_REQUIREMENT_
Find every line with the word "peperoncino" and give their count, nothing else.

** start RAW RECORDS **

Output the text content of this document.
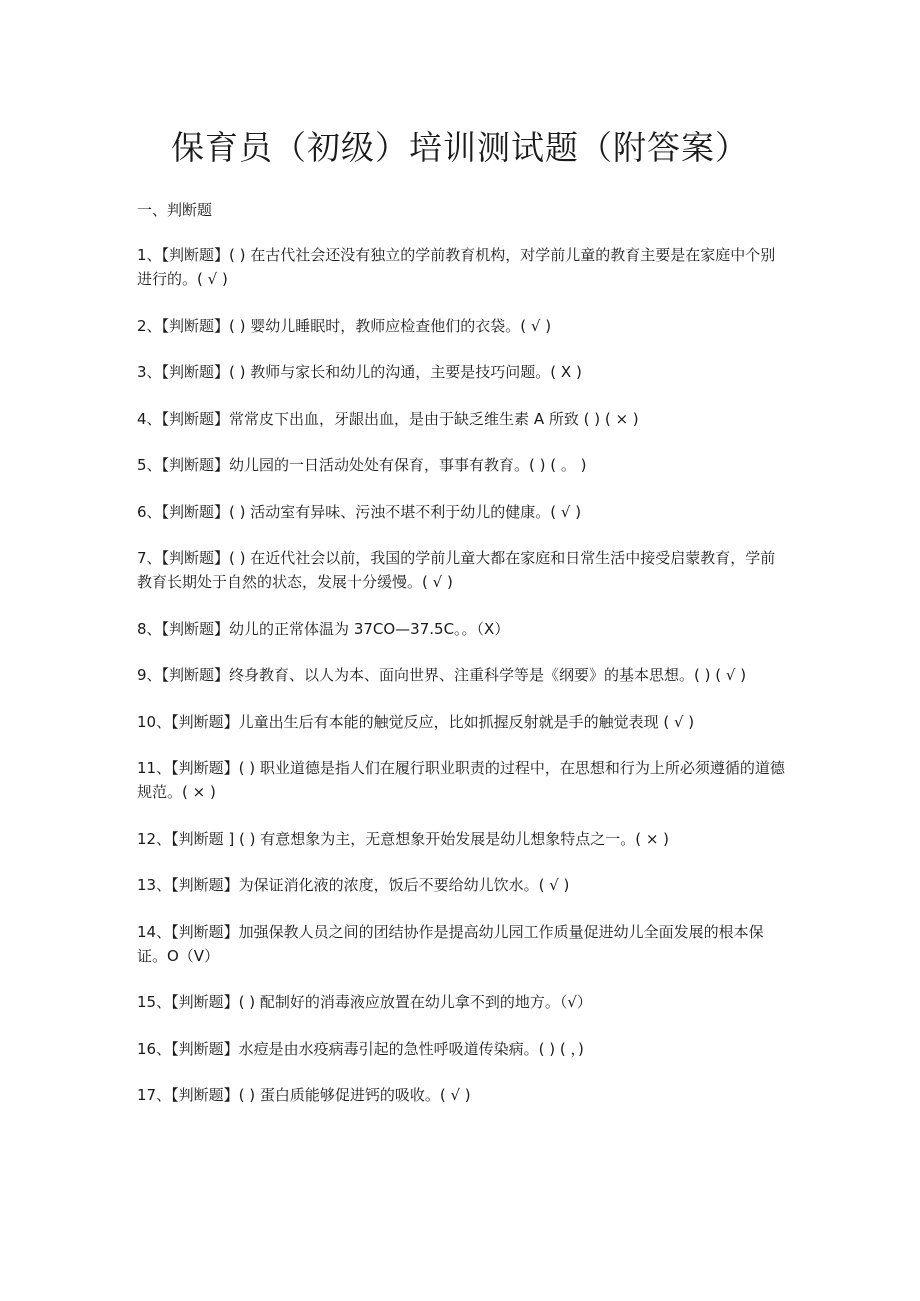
保育员（初级）培训测试题（附答案）

一、判断题

1、【判断题】( ) 在古代社会还没有独立的学前教育机构，对学前儿童的教育主要是在家庭中个别进行的。( √ )
2、【判断题】( ) 婴幼儿睡眠时，教师应检查他们的衣袋。( √ )
3、【判断题】( ) 教师与家长和幼儿的沟通，主要是技巧问题。( X )
4、【判断题】常常皮下出血，牙龈出血，是由于缺乏维生素 A 所致 ( ) ( × )
5、【判断题】幼儿园的一日活动处处有保育，事事有教育。( ) ( 。 )
6、【判断题】( ) 活动室有异味、污浊不堪不利于幼儿的健康。( √ )
7、【判断题】( ) 在近代社会以前，我国的学前儿童大都在家庭和日常生活中接受启蒙教育，学前教育长期处于自然的状态，发展十分缓慢。( √ )
8、【判断题】幼儿的正常体温为 37CO—37.5C。。（X）
9、【判断题】终身教育、以人为本、面向世界、注重科学等是《纲要》的基本思想。( ) ( √ )
10、【判断题】儿童出生后有本能的触觉反应，比如抓握反射就是手的触觉表现 ( √ )
11、【判断题】( ) 职业道德是指人们在履行职业职责的过程中，在思想和行为上所必须遵循的道德规范。( × )
12、【判断题 ] ( ) 有意想象为主，无意想象开始发展是幼儿想象特点之一。( × )
13、【判断题】为保证消化液的浓度，饭后不要给幼儿饮水。( √ )
14、【判断题】加强保教人员之间的团结协作是提高幼儿园工作质量促进幼儿全面发展的根本保证。O（V）
15、【判断题】( ) 配制好的消毒液应放置在幼儿拿不到的地方。（√）
16、【判断题】水痘是由水疫病毒引起的急性呼吸道传染病。( ) ( ，)
17、【判断题】( ) 蛋白质能够促进钙的吸收。( √ )
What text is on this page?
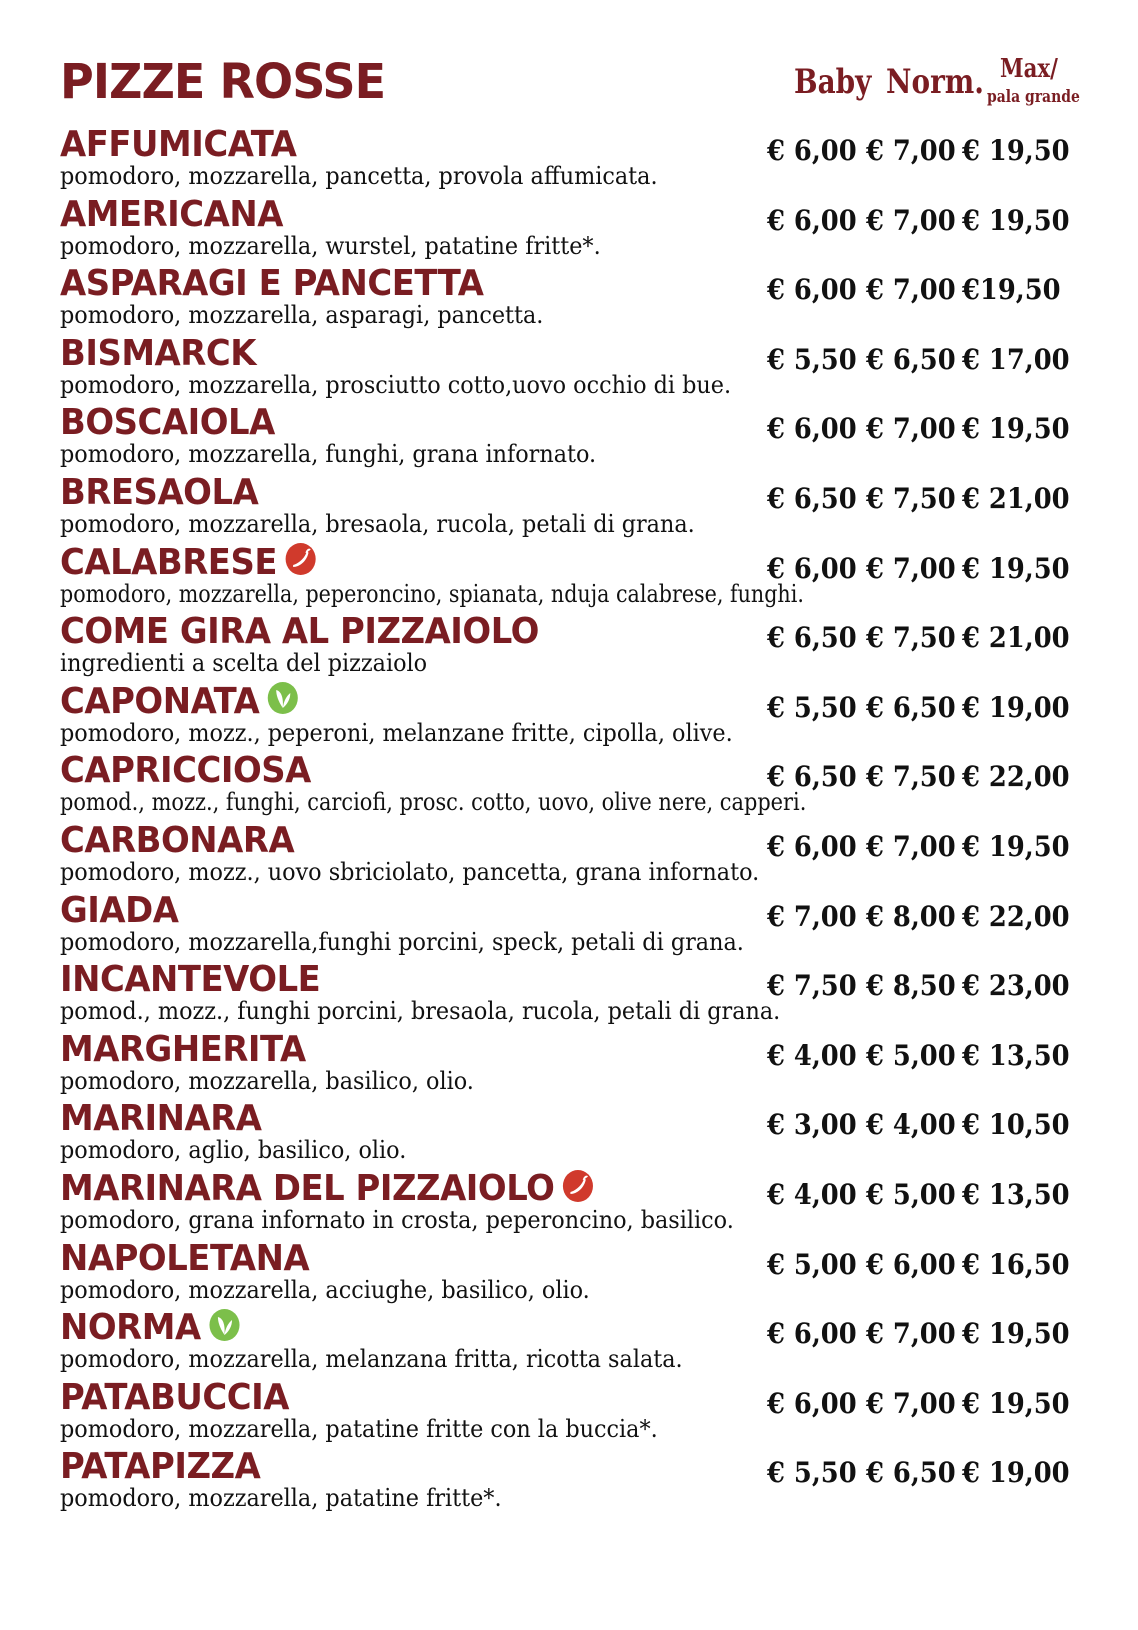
PIZZE ROSSE	Baby Norm. Max/
pala grande
AFFUMICATA
pomodoro, mozzarella, pancetta, provola affumicata.
€ 6,00 € 7,00 € 19,50
AMERICANA
pomodoro, mozzarella, wurstel, patatine fritte*.
€ 6,00 € 7,00 € 19,50
ASPARAGI E PANCETTA
pomodoro, mozzarella, asparagi, pancetta.
€ 6,00 € 7,00 €19,50
BISMARCK
pomodoro, mozzarella, prosciutto cotto,uovo occhio di bue.
€ 5,50 € 6,50 € 17,00
BOSCAIOLA
pomodoro, mozzarella, funghi, grana infornato.
€ 6,00 € 7,00 € 19,50
BRESAOLA
pomodoro, mozzarella, bresaola, rucola, petali di grana.
€ 6,50 € 7,50 € 21,00
CALABRESE
pomodoro, mozzarella, peperoncino, spianata, nduja calabrese, funghi.
€ 6,00 € 7,00 € 19,50
COME GIRA AL PIZZAIOLO
ingredienti a scelta del pizzaiolo
€ 6,50 € 7,50 € 21,00
CAPONATA
pomodoro, mozz., peperoni, melanzane fritte, cipolla, olive.
€ 5,50 € 6,50 € 19,00
CAPRICCIOSA
pomod., mozz., funghi, carciofi, prosc. cotto, uovo, olive nere, capperi.
€ 6,50 € 7,50 € 22,00
CARBONARA
pomodoro, mozz., uovo sbriciolato, pancetta, grana infornato.
€ 6,00 € 7,00 € 19,50
GIADA
pomodoro, mozzarella,funghi porcini, speck, petali di grana.
€ 7,00 € 8,00 € 22,00
INCANTEVOLE
pomod., mozz., funghi porcini, bresaola, rucola, petali di grana.
€ 7,50 € 8,50 € 23,00
MARGHERITA
pomodoro, mozzarella, basilico, olio.
€ 4,00 € 5,00 € 13,50
MARINARA
pomodoro, aglio, basilico, olio.
€ 3,00 € 4,00 € 10,50
MARINARA DEL PIZZAIOLO
pomodoro, grana infornato in crosta, peperoncino, basilico.
€ 4,00 € 5,00 € 13,50
NAPOLETANA
pomodoro, mozzarella, acciughe, basilico, olio.
€ 5,00 € 6,00 € 16,50
NORMA
pomodoro, mozzarella, melanzana fritta, ricotta salata.
€ 6,00 € 7,00 € 19,50
PATABUCCIA
pomodoro, mozzarella, patatine fritte con la buccia*.
€ 6,00 € 7,00 € 19,50
PATAPIZZA
pomodoro, mozzarella, patatine fritte*.
€ 5,50 € 6,50 € 19,00
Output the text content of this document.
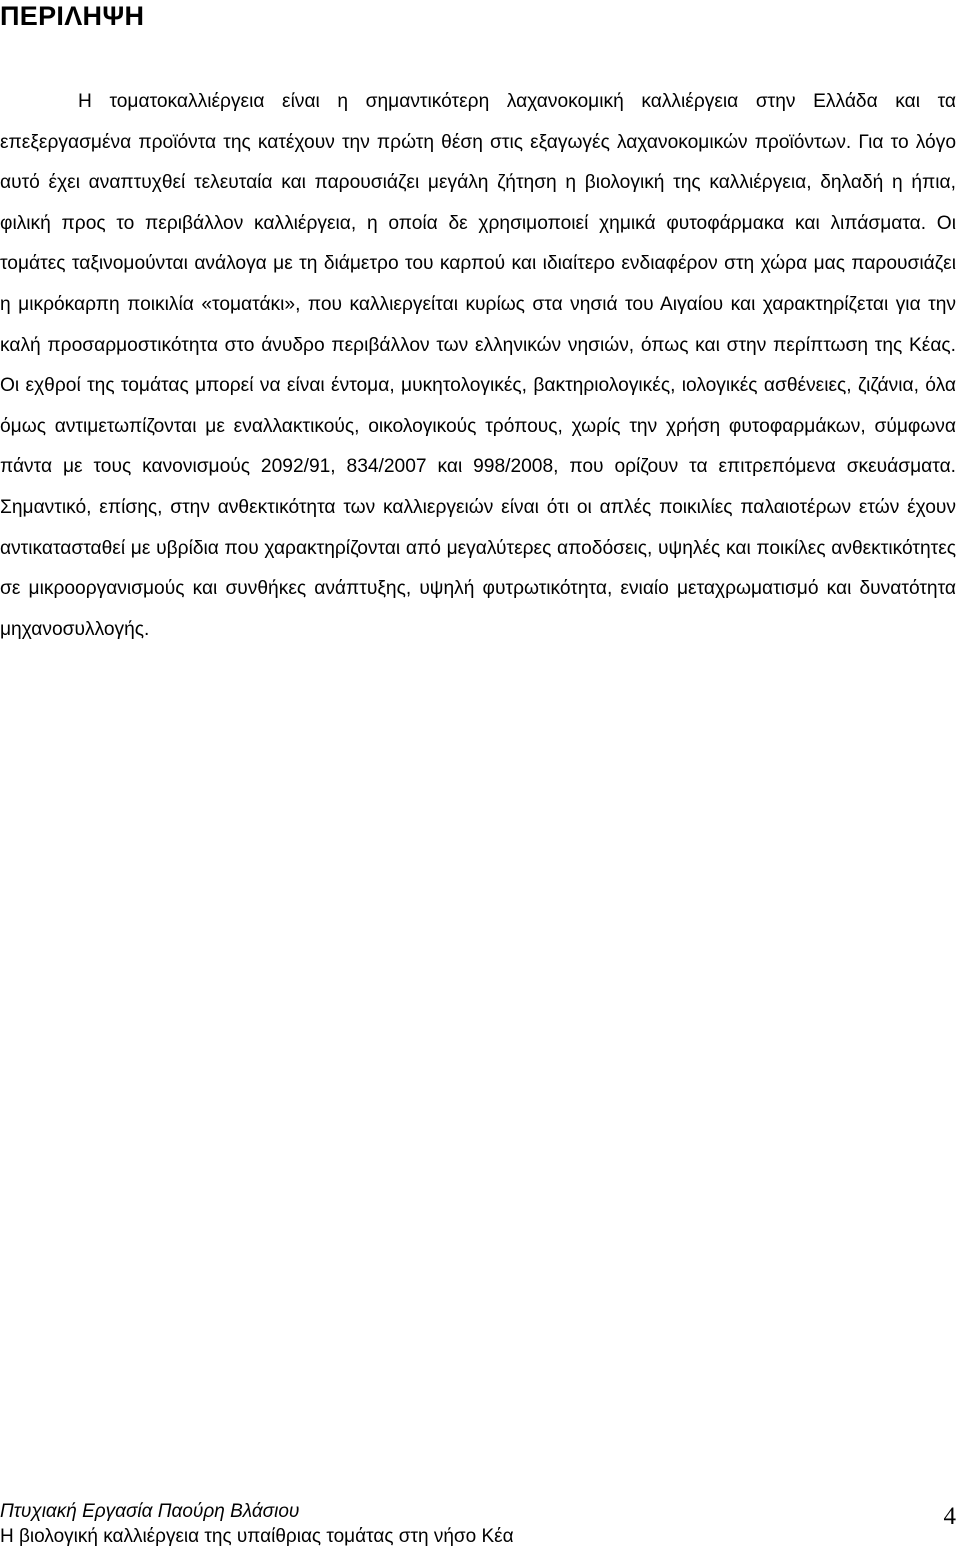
ΠΕΡΙΛΗΨΗ

Η τοματοκαλλιέργεια είναι η σημαντικότερη λαχανοκομική καλλιέργεια στην Ελλάδα και τα επεξεργασμένα προϊόντα της κατέχουν την πρώτη θέση στις εξαγωγές λαχανοκομικών προϊόντων. Για το λόγο αυτό έχει αναπτυχθεί τελευταία και παρουσιάζει μεγάλη ζήτηση η βιολογική της καλλιέργεια, δηλαδή η ήπια, φιλική προς το περιβάλλον καλλιέργεια, η οποία δε χρησιμοποιεί χημικά φυτοφάρμακα και λιπάσματα. Οι τομάτες ταξινομούνται ανάλογα με τη διάμετρο του καρπού και ιδιαίτερο ενδιαφέρον στη χώρα μας παρουσιάζει η μικρόκαρπη ποικιλία «τοματάκι», που καλλιεργείται κυρίως στα νησιά του Αιγαίου και χαρακτηρίζεται για την καλή προσαρμοστικότητα στο άνυδρο περιβάλλον των ελληνικών νησιών, όπως και στην περίπτωση της Κέας. Οι εχθροί της τομάτας μπορεί να είναι έντομα, μυκητολογικές, βακτηριολογικές, ιολογικές ασθένειες, ζιζάνια, όλα όμως αντιμετωπίζονται με εναλλακτικούς, οικολογικούς τρόπους, χωρίς την χρήση φυτοφαρμάκων, σύμφωνα πάντα με τους κανονισμούς 2092/91, 834/2007 και 998/2008, που ορίζουν τα επιτρεπόμενα σκευάσματα. Σημαντικό, επίσης, στην ανθεκτικότητα των καλλιεργειών είναι ότι οι απλές ποικιλίες παλαιοτέρων ετών έχουν αντικατασταθεί με υβρίδια που χαρακτηρίζονται από μεγαλύτερες αποδόσεις, υψηλές και ποικίλες ανθεκτικότητες σε μικροοργανισμούς και συνθήκες ανάπτυξης, υψηλή φυτρωτικότητα, ενιαίο μεταχρωματισμό και δυνατότητα μηχανοσυλλογής.

Πτυχιακή Εργασία Παούρη Βλάσιου
Η βιολογική καλλιέργεια της υπαίθριας τομάτας στη νήσο Κέα
4
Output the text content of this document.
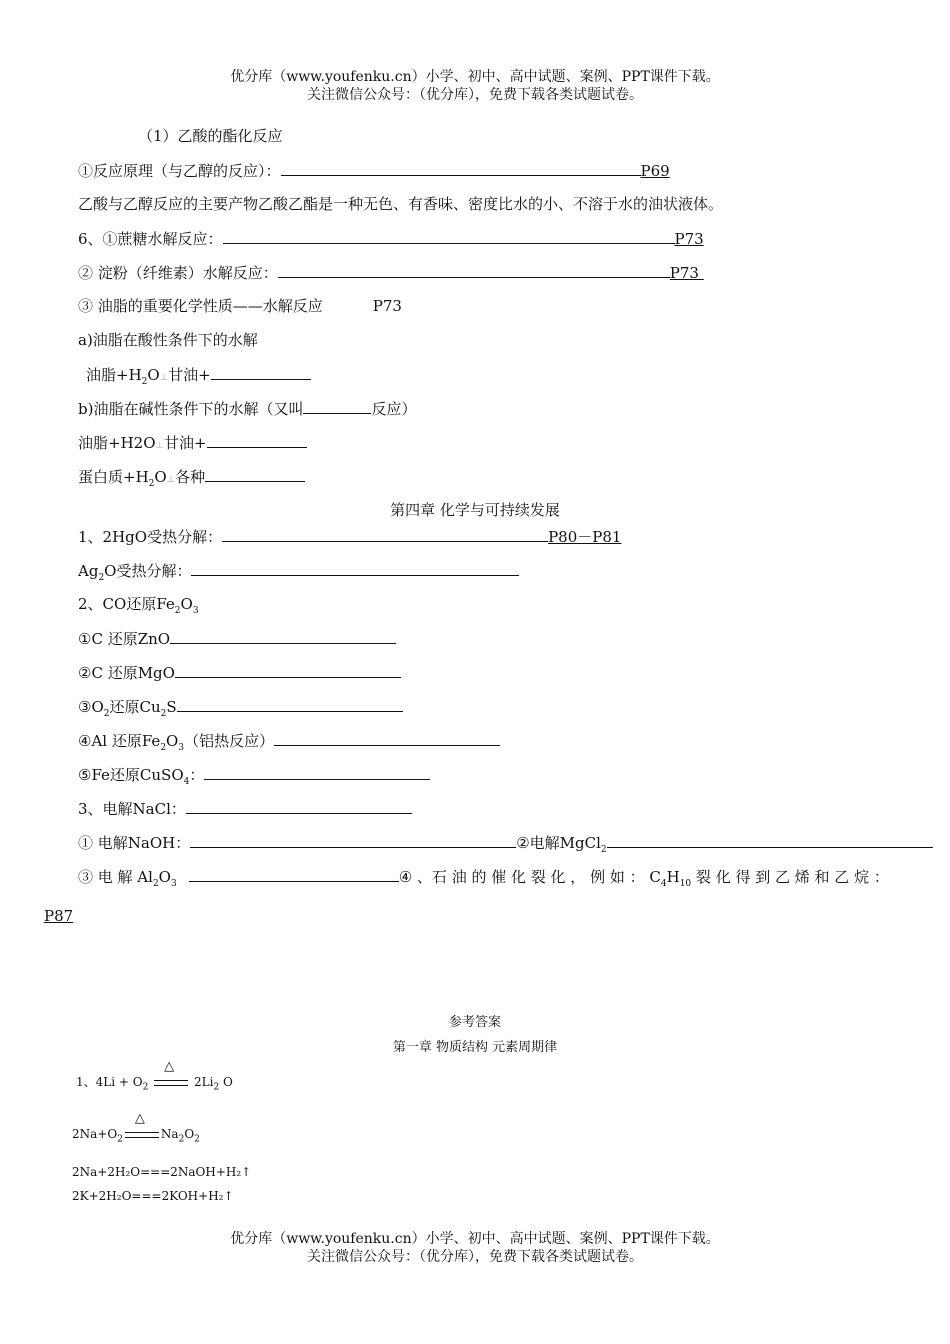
优分库（www.youfenku.cn）小学、初中、高中试题、案例、PPT课件下载。
关注微信公众号：（优分库），免费下载各类试题试卷。
（1）乙酸的酯化反应
①反应原理（与乙醇的反应）：	P69
乙酸与乙醇反应的主要产物乙酸乙酯是一种无色、有香味、密度比水的小、不溶于水的油状液体。
6、①蔗糖水解反应：	P73
② 淀粉（纤维素）水解反应：	P73
③ 油脂的重要化学性质——水解反应	P73
a)油脂在酸性条件下的水解
油脂$+H_2O\perp$甘油+
b)油脂在碱性条件下的水解（又叫	反应）
油脂+H2O⊥甘油+
蛋白质$+H_2O\perp$各种
第四章 化学与可持续发展
1、2HgO受热分解：	P80－P81
$Ag_2O$受热分解：
2、CO还原$Fe_2O_3$
①C 还原ZnO
②C 还原MgO
$③O_2$还原$Cu_2S$
④Al 还原$Fe_2O_3$（铝热反应）
⑤Fe还原CuSO$_4$：
3、电解NaCl：
① 电解NaOH：	②电解MgCl$_2$
③ 电 解 $Al_2O_3$	④ 、石 油 的 催 化 裂 化 ， 例 如 ： $C_4H_{10}$ 裂 化 得 到 乙 烯 和 乙 烷 ：
P87
参考答案
第一章 物质结构 元素周期律
1、$4Li + O_2$
△
$2Li_2$ O
$2Na+O_2$
△
$Na_2O_2$
2Na+2H₂O===2NaOH+H₂↑
2K+2H₂O===2KOH+H₂↑
优分库（www.youfenku.cn）小学、初中、高中试题、案例、PPT课件下载。
关注微信公众号：（优分库），免费下载各类试题试卷。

** end RAW RECORDS **

_PROBLEM SOLUTION_
2